### [RAW RECORDS]
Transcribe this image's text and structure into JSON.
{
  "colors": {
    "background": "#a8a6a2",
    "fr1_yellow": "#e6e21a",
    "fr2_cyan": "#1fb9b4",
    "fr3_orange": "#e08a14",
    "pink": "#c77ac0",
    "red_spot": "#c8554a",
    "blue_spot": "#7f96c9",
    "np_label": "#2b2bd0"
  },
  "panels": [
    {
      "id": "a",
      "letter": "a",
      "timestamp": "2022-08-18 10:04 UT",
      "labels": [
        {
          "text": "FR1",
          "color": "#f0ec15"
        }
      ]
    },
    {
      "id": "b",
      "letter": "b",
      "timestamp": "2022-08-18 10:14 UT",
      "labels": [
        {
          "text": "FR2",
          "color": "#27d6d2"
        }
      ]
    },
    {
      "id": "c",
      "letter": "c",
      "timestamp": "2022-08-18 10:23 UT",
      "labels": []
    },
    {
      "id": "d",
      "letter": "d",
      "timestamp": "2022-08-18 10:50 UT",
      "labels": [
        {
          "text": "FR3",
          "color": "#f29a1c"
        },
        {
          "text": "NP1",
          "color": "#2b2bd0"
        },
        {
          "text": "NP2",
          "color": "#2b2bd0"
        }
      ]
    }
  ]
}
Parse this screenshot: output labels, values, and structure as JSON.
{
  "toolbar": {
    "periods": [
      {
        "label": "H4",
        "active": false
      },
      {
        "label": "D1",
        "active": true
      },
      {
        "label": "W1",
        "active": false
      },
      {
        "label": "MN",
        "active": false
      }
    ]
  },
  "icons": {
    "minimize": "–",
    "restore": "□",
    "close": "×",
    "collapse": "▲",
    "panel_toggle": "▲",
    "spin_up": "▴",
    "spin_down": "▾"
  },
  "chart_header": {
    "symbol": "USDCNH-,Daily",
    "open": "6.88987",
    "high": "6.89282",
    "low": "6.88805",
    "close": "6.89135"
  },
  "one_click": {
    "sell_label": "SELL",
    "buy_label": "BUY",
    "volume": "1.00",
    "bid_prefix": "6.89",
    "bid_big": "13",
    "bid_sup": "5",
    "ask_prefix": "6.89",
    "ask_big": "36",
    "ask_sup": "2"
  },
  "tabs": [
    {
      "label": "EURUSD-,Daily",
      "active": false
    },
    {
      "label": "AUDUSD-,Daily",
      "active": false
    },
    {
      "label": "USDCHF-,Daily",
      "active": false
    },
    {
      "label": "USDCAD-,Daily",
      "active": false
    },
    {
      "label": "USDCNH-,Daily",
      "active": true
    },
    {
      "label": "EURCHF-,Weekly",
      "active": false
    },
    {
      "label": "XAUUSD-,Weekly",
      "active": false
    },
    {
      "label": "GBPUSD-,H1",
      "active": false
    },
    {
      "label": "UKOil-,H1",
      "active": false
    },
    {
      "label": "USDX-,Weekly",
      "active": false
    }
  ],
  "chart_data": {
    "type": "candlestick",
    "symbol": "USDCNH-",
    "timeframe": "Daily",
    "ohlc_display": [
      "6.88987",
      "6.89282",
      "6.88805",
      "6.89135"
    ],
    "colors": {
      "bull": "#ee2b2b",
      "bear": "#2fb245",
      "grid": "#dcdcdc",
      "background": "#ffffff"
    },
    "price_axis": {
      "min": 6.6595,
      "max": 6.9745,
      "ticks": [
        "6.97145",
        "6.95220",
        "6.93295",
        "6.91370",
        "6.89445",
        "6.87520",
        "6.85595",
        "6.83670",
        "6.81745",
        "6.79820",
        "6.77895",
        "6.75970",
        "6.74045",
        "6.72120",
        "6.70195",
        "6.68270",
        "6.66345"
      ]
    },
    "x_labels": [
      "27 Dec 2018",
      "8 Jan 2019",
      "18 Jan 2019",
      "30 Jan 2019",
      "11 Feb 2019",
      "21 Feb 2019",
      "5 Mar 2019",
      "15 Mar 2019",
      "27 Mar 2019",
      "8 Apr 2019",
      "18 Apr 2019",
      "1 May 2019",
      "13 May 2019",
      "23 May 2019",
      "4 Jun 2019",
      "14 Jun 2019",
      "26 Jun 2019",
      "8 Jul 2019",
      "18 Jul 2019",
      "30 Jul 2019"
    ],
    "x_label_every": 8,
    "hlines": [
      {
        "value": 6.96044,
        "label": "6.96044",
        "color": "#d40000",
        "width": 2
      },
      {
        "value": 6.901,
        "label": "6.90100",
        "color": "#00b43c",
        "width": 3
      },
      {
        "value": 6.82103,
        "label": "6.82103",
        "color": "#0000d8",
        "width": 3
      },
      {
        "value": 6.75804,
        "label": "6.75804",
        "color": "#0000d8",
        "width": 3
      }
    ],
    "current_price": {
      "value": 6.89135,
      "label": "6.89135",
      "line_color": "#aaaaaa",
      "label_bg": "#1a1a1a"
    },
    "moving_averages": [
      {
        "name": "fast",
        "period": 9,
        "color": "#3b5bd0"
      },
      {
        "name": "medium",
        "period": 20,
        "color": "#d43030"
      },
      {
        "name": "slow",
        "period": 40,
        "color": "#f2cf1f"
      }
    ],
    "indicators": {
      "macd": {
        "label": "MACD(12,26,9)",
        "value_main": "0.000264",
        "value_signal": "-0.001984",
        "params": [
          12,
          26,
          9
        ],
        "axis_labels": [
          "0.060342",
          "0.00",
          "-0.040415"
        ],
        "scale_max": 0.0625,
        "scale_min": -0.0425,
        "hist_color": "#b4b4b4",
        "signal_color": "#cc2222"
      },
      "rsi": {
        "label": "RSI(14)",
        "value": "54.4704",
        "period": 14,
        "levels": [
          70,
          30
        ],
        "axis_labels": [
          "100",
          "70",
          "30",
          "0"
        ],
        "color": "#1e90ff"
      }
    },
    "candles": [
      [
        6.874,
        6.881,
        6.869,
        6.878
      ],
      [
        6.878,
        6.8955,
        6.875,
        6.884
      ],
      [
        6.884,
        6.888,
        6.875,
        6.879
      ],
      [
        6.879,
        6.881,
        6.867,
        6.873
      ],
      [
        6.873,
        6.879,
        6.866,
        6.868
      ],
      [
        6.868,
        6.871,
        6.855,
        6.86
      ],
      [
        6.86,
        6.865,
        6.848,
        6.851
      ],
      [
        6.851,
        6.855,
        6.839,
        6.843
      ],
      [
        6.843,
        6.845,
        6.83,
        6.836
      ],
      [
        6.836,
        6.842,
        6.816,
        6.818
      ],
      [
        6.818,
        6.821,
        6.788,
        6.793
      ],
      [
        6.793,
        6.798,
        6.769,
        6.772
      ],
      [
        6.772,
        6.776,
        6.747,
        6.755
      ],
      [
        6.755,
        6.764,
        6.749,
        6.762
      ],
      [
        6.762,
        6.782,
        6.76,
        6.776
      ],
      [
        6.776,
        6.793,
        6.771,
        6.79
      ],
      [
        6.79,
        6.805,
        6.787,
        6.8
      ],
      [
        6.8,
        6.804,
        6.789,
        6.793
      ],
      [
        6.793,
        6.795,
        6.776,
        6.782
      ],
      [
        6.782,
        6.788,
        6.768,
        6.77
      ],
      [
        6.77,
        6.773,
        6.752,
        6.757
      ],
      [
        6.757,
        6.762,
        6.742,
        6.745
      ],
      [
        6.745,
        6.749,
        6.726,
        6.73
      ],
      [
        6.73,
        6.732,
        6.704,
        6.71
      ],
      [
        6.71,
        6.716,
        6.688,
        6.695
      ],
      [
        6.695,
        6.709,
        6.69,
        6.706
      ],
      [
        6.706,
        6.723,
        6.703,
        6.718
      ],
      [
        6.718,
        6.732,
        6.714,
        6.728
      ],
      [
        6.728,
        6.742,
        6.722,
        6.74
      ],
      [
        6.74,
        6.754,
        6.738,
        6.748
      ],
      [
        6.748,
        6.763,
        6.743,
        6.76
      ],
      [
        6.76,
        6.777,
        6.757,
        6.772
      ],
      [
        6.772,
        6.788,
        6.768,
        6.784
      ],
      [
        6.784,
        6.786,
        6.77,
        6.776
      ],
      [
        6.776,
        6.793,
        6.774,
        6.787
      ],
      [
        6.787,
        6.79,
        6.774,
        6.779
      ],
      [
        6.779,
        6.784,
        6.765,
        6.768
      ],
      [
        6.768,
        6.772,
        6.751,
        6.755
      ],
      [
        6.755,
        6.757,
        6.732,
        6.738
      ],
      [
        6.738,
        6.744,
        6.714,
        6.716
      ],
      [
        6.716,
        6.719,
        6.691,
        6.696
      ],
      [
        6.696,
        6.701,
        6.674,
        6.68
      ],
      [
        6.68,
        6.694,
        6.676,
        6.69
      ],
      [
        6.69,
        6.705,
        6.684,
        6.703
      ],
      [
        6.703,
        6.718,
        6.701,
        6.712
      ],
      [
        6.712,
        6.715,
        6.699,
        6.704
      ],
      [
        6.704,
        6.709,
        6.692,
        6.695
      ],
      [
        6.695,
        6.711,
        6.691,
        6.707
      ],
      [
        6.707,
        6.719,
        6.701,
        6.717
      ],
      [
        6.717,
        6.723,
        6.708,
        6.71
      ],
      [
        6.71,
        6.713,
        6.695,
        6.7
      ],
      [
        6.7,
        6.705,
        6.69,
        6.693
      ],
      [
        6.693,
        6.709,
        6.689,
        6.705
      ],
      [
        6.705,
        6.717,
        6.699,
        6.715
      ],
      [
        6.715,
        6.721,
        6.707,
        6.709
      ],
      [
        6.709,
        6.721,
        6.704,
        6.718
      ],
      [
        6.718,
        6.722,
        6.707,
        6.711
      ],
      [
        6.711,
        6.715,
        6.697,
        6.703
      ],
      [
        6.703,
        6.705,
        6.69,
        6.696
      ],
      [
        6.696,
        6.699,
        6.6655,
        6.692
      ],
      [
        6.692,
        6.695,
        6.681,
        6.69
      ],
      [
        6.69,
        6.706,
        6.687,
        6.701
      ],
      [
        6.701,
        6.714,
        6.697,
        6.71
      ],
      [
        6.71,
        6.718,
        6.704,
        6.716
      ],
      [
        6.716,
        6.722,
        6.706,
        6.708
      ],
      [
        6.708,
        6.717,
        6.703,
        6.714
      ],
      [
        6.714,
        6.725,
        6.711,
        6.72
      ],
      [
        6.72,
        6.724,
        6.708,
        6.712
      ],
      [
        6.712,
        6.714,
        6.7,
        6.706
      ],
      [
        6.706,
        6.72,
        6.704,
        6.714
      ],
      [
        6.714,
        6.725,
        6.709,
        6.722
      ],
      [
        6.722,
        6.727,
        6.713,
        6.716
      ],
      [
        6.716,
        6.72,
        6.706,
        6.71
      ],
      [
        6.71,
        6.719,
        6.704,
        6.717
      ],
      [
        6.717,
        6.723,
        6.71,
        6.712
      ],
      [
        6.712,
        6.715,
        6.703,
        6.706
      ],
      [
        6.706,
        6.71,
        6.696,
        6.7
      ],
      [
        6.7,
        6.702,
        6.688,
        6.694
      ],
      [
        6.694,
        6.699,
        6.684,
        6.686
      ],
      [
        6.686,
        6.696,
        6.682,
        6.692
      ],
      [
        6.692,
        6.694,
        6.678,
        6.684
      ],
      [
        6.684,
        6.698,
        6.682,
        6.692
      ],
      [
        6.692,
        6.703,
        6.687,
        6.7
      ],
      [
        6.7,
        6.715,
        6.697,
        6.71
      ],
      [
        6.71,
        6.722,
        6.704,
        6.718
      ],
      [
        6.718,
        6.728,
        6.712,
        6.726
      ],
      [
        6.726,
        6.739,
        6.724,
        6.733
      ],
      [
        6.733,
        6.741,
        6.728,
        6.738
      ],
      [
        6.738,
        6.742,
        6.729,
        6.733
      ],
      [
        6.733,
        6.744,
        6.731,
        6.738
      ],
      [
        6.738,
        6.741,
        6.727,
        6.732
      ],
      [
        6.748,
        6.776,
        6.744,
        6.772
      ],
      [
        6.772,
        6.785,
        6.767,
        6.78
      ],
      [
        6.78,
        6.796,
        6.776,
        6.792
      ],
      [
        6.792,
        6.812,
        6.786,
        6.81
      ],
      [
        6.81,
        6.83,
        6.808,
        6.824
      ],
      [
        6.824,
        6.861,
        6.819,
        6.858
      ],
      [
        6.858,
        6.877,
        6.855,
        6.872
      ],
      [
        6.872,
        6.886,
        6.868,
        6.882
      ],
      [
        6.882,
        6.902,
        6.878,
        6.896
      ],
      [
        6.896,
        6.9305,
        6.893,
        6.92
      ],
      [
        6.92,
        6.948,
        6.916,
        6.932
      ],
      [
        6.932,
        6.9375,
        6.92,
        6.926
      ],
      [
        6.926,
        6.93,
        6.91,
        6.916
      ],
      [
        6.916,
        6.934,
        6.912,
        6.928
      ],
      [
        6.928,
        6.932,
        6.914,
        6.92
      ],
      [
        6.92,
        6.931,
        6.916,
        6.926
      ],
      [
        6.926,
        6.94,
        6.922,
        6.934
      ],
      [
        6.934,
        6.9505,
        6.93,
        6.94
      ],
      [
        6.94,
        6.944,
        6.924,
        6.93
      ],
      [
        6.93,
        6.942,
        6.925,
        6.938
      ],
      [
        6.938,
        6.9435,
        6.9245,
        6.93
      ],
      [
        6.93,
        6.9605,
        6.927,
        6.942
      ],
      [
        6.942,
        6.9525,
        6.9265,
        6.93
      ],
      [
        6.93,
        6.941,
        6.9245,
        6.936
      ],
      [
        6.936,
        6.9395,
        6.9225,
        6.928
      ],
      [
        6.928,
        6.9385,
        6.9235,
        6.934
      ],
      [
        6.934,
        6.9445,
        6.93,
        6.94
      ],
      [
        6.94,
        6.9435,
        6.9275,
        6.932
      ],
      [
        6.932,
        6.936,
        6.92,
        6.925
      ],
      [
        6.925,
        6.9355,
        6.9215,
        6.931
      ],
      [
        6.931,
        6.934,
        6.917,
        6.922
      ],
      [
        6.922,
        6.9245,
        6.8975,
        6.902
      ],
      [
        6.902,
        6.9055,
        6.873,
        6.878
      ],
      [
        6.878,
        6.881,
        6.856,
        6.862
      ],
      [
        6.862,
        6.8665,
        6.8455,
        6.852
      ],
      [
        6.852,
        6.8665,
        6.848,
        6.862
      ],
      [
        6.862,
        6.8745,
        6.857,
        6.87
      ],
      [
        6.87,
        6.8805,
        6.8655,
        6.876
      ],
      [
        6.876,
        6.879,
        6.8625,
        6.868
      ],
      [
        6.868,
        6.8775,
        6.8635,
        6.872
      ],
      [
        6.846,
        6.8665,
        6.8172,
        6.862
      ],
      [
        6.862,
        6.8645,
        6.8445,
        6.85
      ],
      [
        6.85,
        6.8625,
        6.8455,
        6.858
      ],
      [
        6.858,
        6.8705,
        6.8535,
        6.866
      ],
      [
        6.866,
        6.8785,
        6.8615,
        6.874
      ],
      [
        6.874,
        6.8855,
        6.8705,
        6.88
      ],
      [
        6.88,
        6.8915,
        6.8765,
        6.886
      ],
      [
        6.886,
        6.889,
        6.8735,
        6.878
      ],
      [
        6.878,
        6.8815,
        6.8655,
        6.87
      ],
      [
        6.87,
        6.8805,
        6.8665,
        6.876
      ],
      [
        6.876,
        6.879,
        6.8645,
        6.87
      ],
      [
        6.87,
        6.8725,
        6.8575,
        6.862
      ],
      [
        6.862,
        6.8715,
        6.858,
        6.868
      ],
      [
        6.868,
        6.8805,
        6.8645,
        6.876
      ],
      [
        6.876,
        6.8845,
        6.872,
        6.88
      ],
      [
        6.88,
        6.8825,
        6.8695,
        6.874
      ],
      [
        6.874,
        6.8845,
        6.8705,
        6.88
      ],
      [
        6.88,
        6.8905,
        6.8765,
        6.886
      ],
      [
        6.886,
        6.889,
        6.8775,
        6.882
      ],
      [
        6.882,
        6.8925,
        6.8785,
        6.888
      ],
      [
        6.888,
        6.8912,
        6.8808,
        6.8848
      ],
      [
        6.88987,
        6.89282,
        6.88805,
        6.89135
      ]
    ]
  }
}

### [THE PROBLEM]
Select all lines with the word "Weekly" from the entries above.

### [THE RESULT]
      "label": "EURCHF-,Weekly",
      "label": "XAUUSD-,Weekly",
      "label": "USDX-,Weekly",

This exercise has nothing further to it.